--- start of Material for the task ---

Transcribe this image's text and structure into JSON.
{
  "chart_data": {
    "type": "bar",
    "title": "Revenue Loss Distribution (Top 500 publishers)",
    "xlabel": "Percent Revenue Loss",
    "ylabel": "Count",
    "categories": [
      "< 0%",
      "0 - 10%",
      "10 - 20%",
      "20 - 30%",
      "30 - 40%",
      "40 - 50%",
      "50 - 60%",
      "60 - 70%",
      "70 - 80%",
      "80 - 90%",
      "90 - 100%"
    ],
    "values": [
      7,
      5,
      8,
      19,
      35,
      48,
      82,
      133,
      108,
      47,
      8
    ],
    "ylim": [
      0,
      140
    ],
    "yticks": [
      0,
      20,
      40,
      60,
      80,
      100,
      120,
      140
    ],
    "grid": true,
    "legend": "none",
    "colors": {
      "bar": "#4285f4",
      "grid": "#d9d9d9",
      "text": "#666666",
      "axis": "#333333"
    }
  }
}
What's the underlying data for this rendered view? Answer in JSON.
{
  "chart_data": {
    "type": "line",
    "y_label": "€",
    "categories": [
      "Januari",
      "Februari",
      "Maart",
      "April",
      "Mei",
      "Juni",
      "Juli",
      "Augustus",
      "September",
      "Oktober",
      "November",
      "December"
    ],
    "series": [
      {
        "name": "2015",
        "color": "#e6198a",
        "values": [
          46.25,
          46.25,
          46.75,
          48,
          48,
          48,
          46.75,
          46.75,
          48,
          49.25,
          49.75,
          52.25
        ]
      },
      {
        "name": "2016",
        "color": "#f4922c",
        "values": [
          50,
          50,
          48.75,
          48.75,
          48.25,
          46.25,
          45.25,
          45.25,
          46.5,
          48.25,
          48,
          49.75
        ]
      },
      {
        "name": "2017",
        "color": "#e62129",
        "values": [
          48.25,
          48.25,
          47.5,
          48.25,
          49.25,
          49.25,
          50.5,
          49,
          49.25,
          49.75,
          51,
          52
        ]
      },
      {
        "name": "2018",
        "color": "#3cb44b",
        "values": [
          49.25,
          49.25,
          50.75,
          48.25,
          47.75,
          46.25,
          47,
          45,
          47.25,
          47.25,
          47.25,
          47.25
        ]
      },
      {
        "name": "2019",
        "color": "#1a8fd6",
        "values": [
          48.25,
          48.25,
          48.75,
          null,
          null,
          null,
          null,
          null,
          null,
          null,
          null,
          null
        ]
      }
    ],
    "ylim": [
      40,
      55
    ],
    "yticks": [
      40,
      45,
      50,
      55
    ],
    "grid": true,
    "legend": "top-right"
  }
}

--- end of Material for the task ---

Please output every record, keeping each line exact.

Transcribe this image's text and structure into JSON.
{
  "chart_data": {
    "type": "bar",
    "title": "Revenue Loss Distribution (Top 500 publishers)",
    "xlabel": "Percent Revenue Loss",
    "ylabel": "Count",
    "categories": [
      "< 0%",
      "0 - 10%",
      "10 - 20%",
      "20 - 30%",
      "30 - 40%",
      "40 - 50%",
      "50 - 60%",
      "60 - 70%",
      "70 - 80%",
      "80 - 90%",
      "90 - 100%"
    ],
    "values": [
      7,
      5,
      8,
      19,
      35,
      48,
      82,
      133,
      108,
      47,
      8
    ],
    "ylim": [
      0,
      140
    ],
    "yticks": [
      0,
      20,
      40,
      60,
      80,
      100,
      120,
      140
    ],
    "grid": true,
    "legend": "none",
    "colors": {
      "bar": "#4285f4",
      "grid": "#d9d9d9",
      "text": "#666666",
      "axis": "#333333"
    }
  }
}
What's the underlying data for this rendered view? Answer in JSON.
{
  "chart_data": {
    "type": "line",
    "y_label": "€",
    "categories": [
      "Januari",
      "Februari",
      "Maart",
      "April",
      "Mei",
      "Juni",
      "Juli",
      "Augustus",
      "September",
      "Oktober",
      "November",
      "December"
    ],
    "series": [
      {
        "name": "2015",
        "color": "#e6198a",
        "values": [
          46.25,
          46.25,
          46.75,
          48,
          48,
          48,
          46.75,
          46.75,
          48,
          49.25,
          49.75,
          52.25
        ]
      },
      {
        "name": "2016",
        "color": "#f4922c",
        "values": [
          50,
          50,
          48.75,
          48.75,
          48.25,
          46.25,
          45.25,
          45.25,
          46.5,
          48.25,
          48,
          49.75
        ]
      },
      {
        "name": "2017",
        "color": "#e62129",
        "values": [
          48.25,
          48.25,
          47.5,
          48.25,
          49.25,
          49.25,
          50.5,
          49,
          49.25,
          49.75,
          51,
          52
        ]
      },
      {
        "name": "2018",
        "color": "#3cb44b",
        "values": [
          49.25,
          49.25,
          50.75,
          48.25,
          47.75,
          46.25,
          47,
          45,
          47.25,
          47.25,
          47.25,
          47.25
        ]
      },
      {
        "name": "2019",
        "color": "#1a8fd6",
        "values": [
          48.25,
          48.25,
          48.75,
          null,
          null,
          null,
          null,
          null,
          null,
          null,
          null,
          null
        ]
      }
    ],
    "ylim": [
      40,
      55
    ],
    "yticks": [
      40,
      45,
      50,
      55
    ],
    "grid": true,
    "legend": "top-right"
  }
}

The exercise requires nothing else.